### REQUIREMENT
Copy the entries below word for word. Begin at the line that contains "candle-body: [997, 164, 1004, 177]" and stop after the line that contains "candle-body: [722, 237, 729, 271]", including both of those lines.

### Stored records
━━━━━━

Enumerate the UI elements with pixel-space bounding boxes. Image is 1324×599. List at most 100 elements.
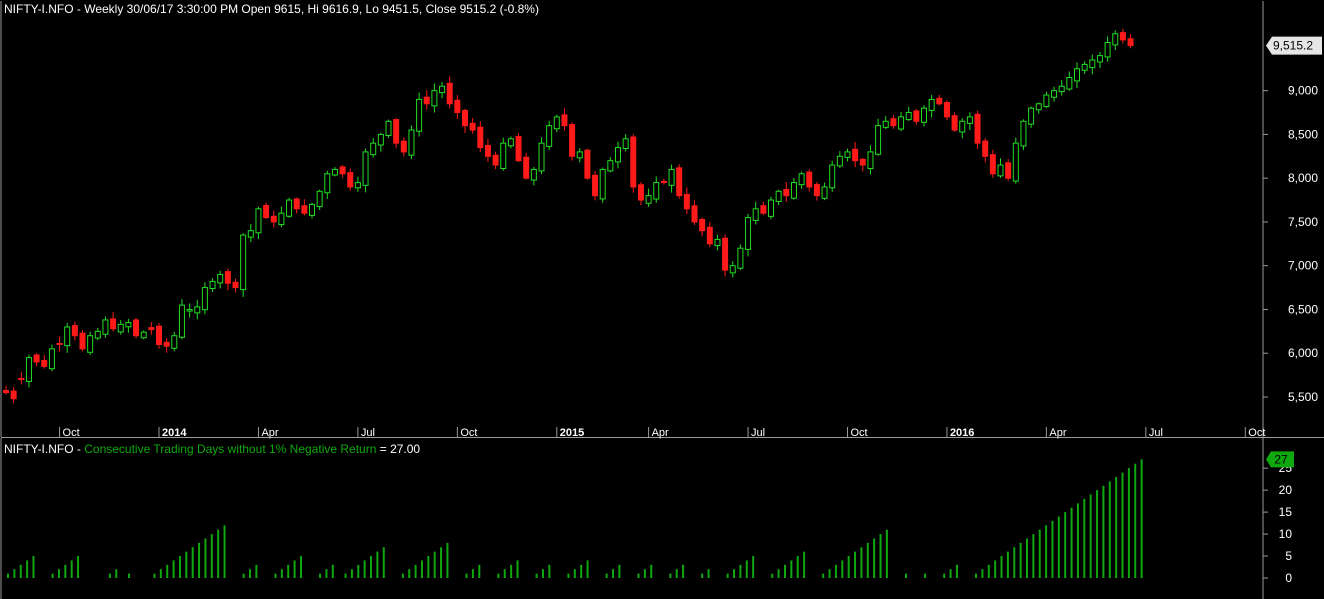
candle-body: [997, 164, 1004, 177]
candle-body: [370, 142, 377, 156]
candle-body: [217, 273, 224, 284]
price-y-tick-label: 7,000: [1288, 259, 1318, 273]
candle-body: [928, 98, 935, 111]
candle-body: [989, 154, 996, 175]
x-tick-label: 2014: [162, 427, 187, 439]
candle: [722, 234, 729, 277]
candle-body: [691, 205, 698, 223]
x-tick-label: Jul: [361, 427, 375, 439]
price-y-tick-label: 9,000: [1288, 84, 1318, 98]
candle: [829, 160, 836, 192]
candle-body: [653, 182, 660, 200]
candle-body: [852, 148, 859, 162]
candle: [393, 118, 400, 149]
candle-body: [194, 306, 201, 314]
candle-body: [576, 151, 583, 159]
candle: [1020, 119, 1027, 151]
x-tick-label: Apr: [261, 427, 278, 439]
candle: [943, 100, 950, 121]
candle-body: [201, 287, 208, 311]
candle-body: [33, 354, 40, 363]
candle-body: [768, 199, 774, 217]
candle-body: [668, 168, 675, 186]
candle-body: [377, 133, 384, 146]
candle-body: [829, 164, 836, 189]
candle-body: [875, 125, 882, 155]
x-tick-label: Oct: [63, 427, 80, 439]
candle-body: [1119, 32, 1126, 41]
indicator-title-symbol: NIFTY-I.NFO -: [4, 442, 84, 456]
candle-body: [1112, 33, 1119, 46]
candle-body: [607, 160, 614, 172]
x-tick-label: Oct: [851, 427, 868, 439]
candle: [974, 110, 981, 150]
candle: [523, 152, 530, 180]
candle-body: [1020, 120, 1027, 147]
candle-body: [722, 237, 729, 271]
candle-body: [110, 318, 117, 330]
candle-body: [798, 173, 805, 186]
chart-background: [0, 0, 1324, 599]
candle: [416, 92, 423, 137]
candle: [178, 299, 185, 340]
candle-body: [301, 205, 308, 214]
candle: [286, 197, 293, 218]
candle-body: [286, 199, 293, 217]
candle-body: [660, 180, 667, 184]
candle-body: [439, 85, 446, 94]
candle: [1012, 137, 1019, 184]
candle-body: [186, 308, 193, 312]
candle-body: [806, 171, 813, 188]
candle-body: [178, 304, 185, 338]
candle-body: [278, 212, 285, 226]
candle: [48, 344, 55, 372]
candle-body: [1104, 42, 1111, 58]
candle-body: [25, 357, 32, 382]
price-y-tick-label: 6,500: [1288, 302, 1318, 316]
candle-body: [362, 151, 369, 186]
candle-body: [538, 142, 545, 172]
candle: [569, 122, 576, 161]
candle: [201, 282, 208, 315]
candle-body: [10, 390, 17, 400]
candle-body: [347, 172, 354, 188]
candle-body: [683, 193, 690, 210]
candle-body: [951, 115, 958, 131]
candle: [133, 317, 140, 339]
chart-canvas[interactable]: NIFTY-I.NFO - Weekly 30/06/17 3:30:00 PM…: [0, 0, 1324, 599]
candle-body: [171, 335, 178, 349]
candle-body: [760, 205, 767, 214]
candle-body: [592, 174, 599, 197]
candle-body: [1005, 162, 1012, 179]
candle-body: [507, 138, 514, 147]
candle-body: [148, 327, 155, 331]
x-tick-label: Jul: [751, 427, 765, 439]
candle: [630, 134, 637, 193]
indicator-value-badge: 27: [1266, 451, 1294, 468]
x-tick-label: Apr: [652, 427, 669, 439]
price-y-tick-label: 8,000: [1288, 171, 1318, 185]
candle-body: [775, 190, 782, 203]
candle-body: [676, 167, 683, 197]
candle-body: [699, 219, 706, 232]
candle-body: [737, 247, 744, 269]
indicator-y-tick-label: 15: [1279, 505, 1293, 519]
candle-body: [477, 126, 484, 149]
indicator-y-tick-label: 5: [1285, 549, 1292, 563]
price-y-tick-label: 5,500: [1288, 390, 1318, 404]
candle: [316, 189, 323, 211]
candle-body: [706, 226, 713, 245]
candle-body: [890, 118, 897, 127]
candle-body: [569, 124, 576, 157]
last-price-badge: 9,515.2: [1266, 36, 1322, 55]
candle-body: [615, 147, 621, 163]
candle-body: [224, 271, 231, 284]
x-tick-label: Apr: [1049, 427, 1066, 439]
candle-body: [492, 154, 499, 166]
indicator-value-badge-label: 27: [1274, 452, 1288, 466]
candle-body: [64, 326, 71, 347]
indicator-y-tick-label: 0: [1285, 571, 1292, 585]
candle-body: [270, 215, 277, 223]
candle-body: [745, 217, 752, 250]
candle: [676, 164, 683, 199]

━━━━━━

### ANSWER TO THE EXERCISE
candle-body: [997, 164, 1004, 177]
candle-body: [370, 142, 377, 156]
candle-body: [217, 273, 224, 284]
price-y-tick-label: 7,000: [1288, 259, 1318, 273]
candle-body: [928, 98, 935, 111]
candle-body: [989, 154, 996, 175]
x-tick-label: 2014: [162, 427, 187, 439]
candle: [722, 234, 729, 277]
candle-body: [691, 205, 698, 223]
x-tick-label: Jul: [361, 427, 375, 439]
price-y-tick-label: 9,000: [1288, 84, 1318, 98]
candle: [829, 160, 836, 192]
candle-body: [653, 182, 660, 200]
candle-body: [852, 148, 859, 162]
candle: [393, 118, 400, 149]
candle-body: [194, 306, 201, 314]
candle-body: [576, 151, 583, 159]
candle: [1020, 119, 1027, 151]
x-tick-label: Apr: [261, 427, 278, 439]
candle: [943, 100, 950, 121]
candle-body: [201, 287, 208, 311]
candle-body: [33, 354, 40, 363]
candle-body: [768, 199, 774, 217]
candle-body: [668, 168, 675, 186]
candle-body: [377, 133, 384, 146]
candle-body: [829, 164, 836, 189]
candle-body: [875, 125, 882, 155]
x-tick-label: Oct: [63, 427, 80, 439]
candle-body: [1119, 32, 1126, 41]
indicator-title-symbol: NIFTY-I.NFO -: [4, 442, 84, 456]
candle-body: [1112, 33, 1119, 46]
candle-body: [607, 160, 614, 172]
x-tick-label: Oct: [851, 427, 868, 439]
candle: [974, 110, 981, 150]
candle: [523, 152, 530, 180]
candle-body: [1020, 120, 1027, 147]
candle-body: [722, 237, 729, 271]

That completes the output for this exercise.